++++ Supplied records

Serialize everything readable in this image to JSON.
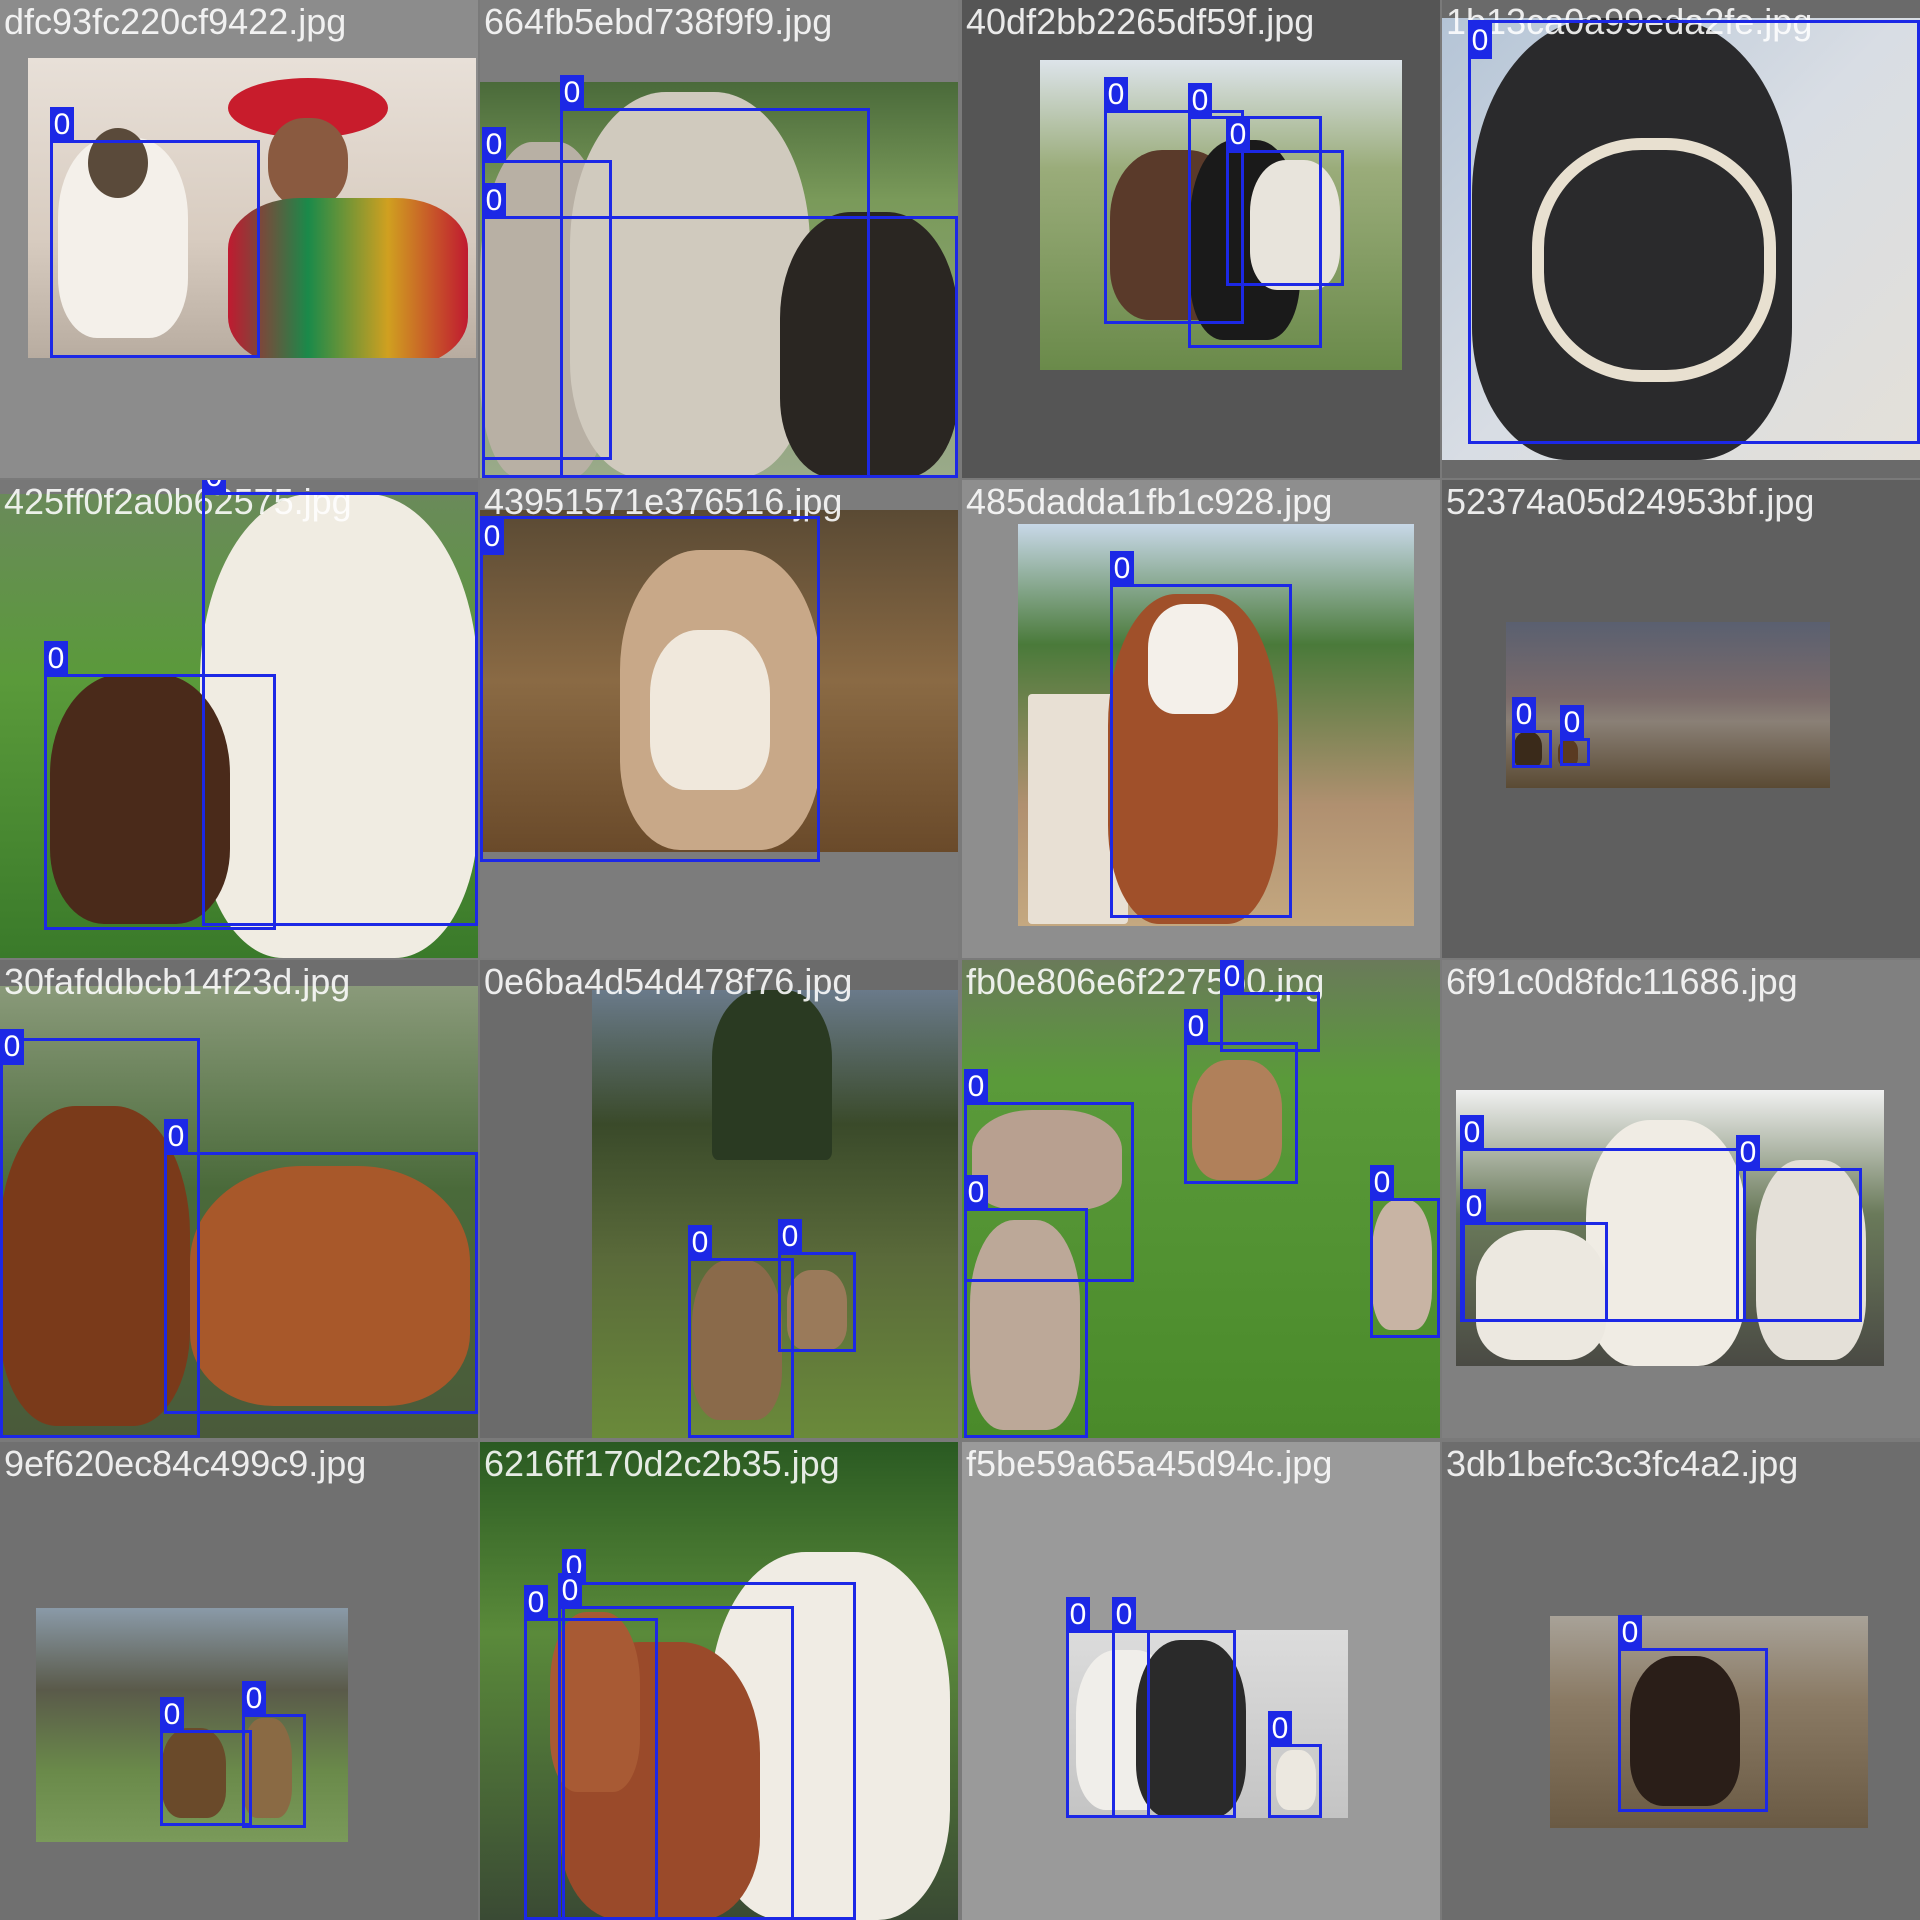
{
  "colors": {
    "box": "#1c28e6",
    "label_text": "#ffffff"
  },
  "tiles": [
    {
      "filename": "dfc93fc220cf9422.jpg",
      "bg": "#8c8c8c",
      "boxes": [
        {
          "label": "0"
        }
      ],
      "scene": "llama beside Andean woman in red hat"
    },
    {
      "filename": "664fb5ebd738f9f9.jpg",
      "bg": "#7d7d7d",
      "boxes": [
        {
          "label": "0"
        },
        {
          "label": "0"
        },
        {
          "label": "0"
        }
      ],
      "scene": "close-up grey alpacas"
    },
    {
      "filename": "40df2bb2265df59f.jpg",
      "bg": "#555555",
      "boxes": [
        {
          "label": "0"
        },
        {
          "label": "0"
        },
        {
          "label": "0"
        },
        {
          "label": "0"
        }
      ],
      "scene": "alpacas in pen at fair"
    },
    {
      "filename": "1b13ca0a99eda2fe.jpg",
      "bg": "#6a6a6a",
      "boxes": [
        {
          "label": "0"
        }
      ],
      "scene": "dark llama with white halter"
    },
    {
      "filename": "425ff0f2a0b62575.jpg",
      "bg": "#777777",
      "boxes": [
        {
          "label": "0"
        },
        {
          "label": "0"
        }
      ],
      "scene": "white llama and brown llama in field"
    },
    {
      "filename": "43951571e376516.jpg",
      "bg": "#7c7c7c",
      "boxes": [
        {
          "label": "0"
        }
      ],
      "scene": "brown llama face close-up"
    },
    {
      "filename": "485dadda1fb1c928.jpg",
      "bg": "#8e8e8e",
      "boxes": [
        {
          "label": "0"
        }
      ],
      "scene": "brown and white llama near fence"
    },
    {
      "filename": "52374a05d24953bf.jpg",
      "bg": "#5f5f5f",
      "boxes": [
        {
          "label": "0"
        },
        {
          "label": "0"
        }
      ],
      "scene": "two llamas in desert landscape"
    },
    {
      "filename": "30fafddbcb14f23d.jpg",
      "bg": "#6e6e6e",
      "boxes": [
        {
          "label": "0"
        },
        {
          "label": "0"
        }
      ],
      "scene": "two brown alpacas by fence"
    },
    {
      "filename": "0e6ba4d54d478f76.jpg",
      "bg": "#6b6b6b",
      "boxes": [
        {
          "label": "0"
        },
        {
          "label": "0"
        }
      ],
      "scene": "llamas at Machu Picchu"
    },
    {
      "filename": "fb0e806e6f2275b0.jpg",
      "bg": "#8a8a8a",
      "boxes": [
        {
          "label": "0"
        },
        {
          "label": "0"
        },
        {
          "label": "0"
        },
        {
          "label": "0"
        },
        {
          "label": "0"
        }
      ],
      "scene": "alpacas on grass"
    },
    {
      "filename": "6f91c0d8fdc11686.jpg",
      "bg": "#808080",
      "boxes": [
        {
          "label": "0"
        },
        {
          "label": "0"
        },
        {
          "label": "0"
        }
      ],
      "scene": "white llamas behind fence"
    },
    {
      "filename": "9ef620ec84c499c9.jpg",
      "bg": "#707070",
      "boxes": [
        {
          "label": "0"
        },
        {
          "label": "0"
        }
      ],
      "scene": "llamas grazing at ruins"
    },
    {
      "filename": "6216ff170d2c2b35.jpg",
      "bg": "#777777",
      "boxes": [
        {
          "label": "0"
        },
        {
          "label": "0"
        },
        {
          "label": "0"
        }
      ],
      "scene": "brown and white alpacas"
    },
    {
      "filename": "f5be59a65a45d94c.jpg",
      "bg": "#9a9a9a",
      "boxes": [
        {
          "label": "0"
        },
        {
          "label": "0"
        },
        {
          "label": "0"
        }
      ],
      "scene": "black and white alpacas"
    },
    {
      "filename": "3db1befc3c3fc4a2.jpg",
      "bg": "#6d6d6d",
      "boxes": [
        {
          "label": "0"
        }
      ],
      "scene": "dark llama on dirt"
    }
  ]
}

++++++++

**Work to be completed**
The records shown above are to be repeated exactly, with the pictures left out.

**Complete output**
Serialize everything readable in this image to JSON.
{
  "colors": {
    "box": "#1c28e6",
    "label_text": "#ffffff"
  },
  "tiles": [
    {
      "filename": "dfc93fc220cf9422.jpg",
      "bg": "#8c8c8c",
      "boxes": [
        {
          "label": "0"
        }
      ],
      "scene": "llama beside Andean woman in red hat"
    },
    {
      "filename": "664fb5ebd738f9f9.jpg",
      "bg": "#7d7d7d",
      "boxes": [
        {
          "label": "0"
        },
        {
          "label": "0"
        },
        {
          "label": "0"
        }
      ],
      "scene": "close-up grey alpacas"
    },
    {
      "filename": "40df2bb2265df59f.jpg",
      "bg": "#555555",
      "boxes": [
        {
          "label": "0"
        },
        {
          "label": "0"
        },
        {
          "label": "0"
        },
        {
          "label": "0"
        }
      ],
      "scene": "alpacas in pen at fair"
    },
    {
      "filename": "1b13ca0a99eda2fe.jpg",
      "bg": "#6a6a6a",
      "boxes": [
        {
          "label": "0"
        }
      ],
      "scene": "dark llama with white halter"
    },
    {
      "filename": "425ff0f2a0b62575.jpg",
      "bg": "#777777",
      "boxes": [
        {
          "label": "0"
        },
        {
          "label": "0"
        }
      ],
      "scene": "white llama and brown llama in field"
    },
    {
      "filename": "43951571e376516.jpg",
      "bg": "#7c7c7c",
      "boxes": [
        {
          "label": "0"
        }
      ],
      "scene": "brown llama face close-up"
    },
    {
      "filename": "485dadda1fb1c928.jpg",
      "bg": "#8e8e8e",
      "boxes": [
        {
          "label": "0"
        }
      ],
      "scene": "brown and white llama near fence"
    },
    {
      "filename": "52374a05d24953bf.jpg",
      "bg": "#5f5f5f",
      "boxes": [
        {
          "label": "0"
        },
        {
          "label": "0"
        }
      ],
      "scene": "two llamas in desert landscape"
    },
    {
      "filename": "30fafddbcb14f23d.jpg",
      "bg": "#6e6e6e",
      "boxes": [
        {
          "label": "0"
        },
        {
          "label": "0"
        }
      ],
      "scene": "two brown alpacas by fence"
    },
    {
      "filename": "0e6ba4d54d478f76.jpg",
      "bg": "#6b6b6b",
      "boxes": [
        {
          "label": "0"
        },
        {
          "label": "0"
        }
      ],
      "scene": "llamas at Machu Picchu"
    },
    {
      "filename": "fb0e806e6f2275b0.jpg",
      "bg": "#8a8a8a",
      "boxes": [
        {
          "label": "0"
        },
        {
          "label": "0"
        },
        {
          "label": "0"
        },
        {
          "label": "0"
        },
        {
          "label": "0"
        }
      ],
      "scene": "alpacas on grass"
    },
    {
      "filename": "6f91c0d8fdc11686.jpg",
      "bg": "#808080",
      "boxes": [
        {
          "label": "0"
        },
        {
          "label": "0"
        },
        {
          "label": "0"
        }
      ],
      "scene": "white llamas behind fence"
    },
    {
      "filename": "9ef620ec84c499c9.jpg",
      "bg": "#707070",
      "boxes": [
        {
          "label": "0"
        },
        {
          "label": "0"
        }
      ],
      "scene": "llamas grazing at ruins"
    },
    {
      "filename": "6216ff170d2c2b35.jpg",
      "bg": "#777777",
      "boxes": [
        {
          "label": "0"
        },
        {
          "label": "0"
        },
        {
          "label": "0"
        }
      ],
      "scene": "brown and white alpacas"
    },
    {
      "filename": "f5be59a65a45d94c.jpg",
      "bg": "#9a9a9a",
      "boxes": [
        {
          "label": "0"
        },
        {
          "label": "0"
        },
        {
          "label": "0"
        }
      ],
      "scene": "black and white alpacas"
    },
    {
      "filename": "3db1befc3c3fc4a2.jpg",
      "bg": "#6d6d6d",
      "boxes": [
        {
          "label": "0"
        }
      ],
      "scene": "dark llama on dirt"
    }
  ]
}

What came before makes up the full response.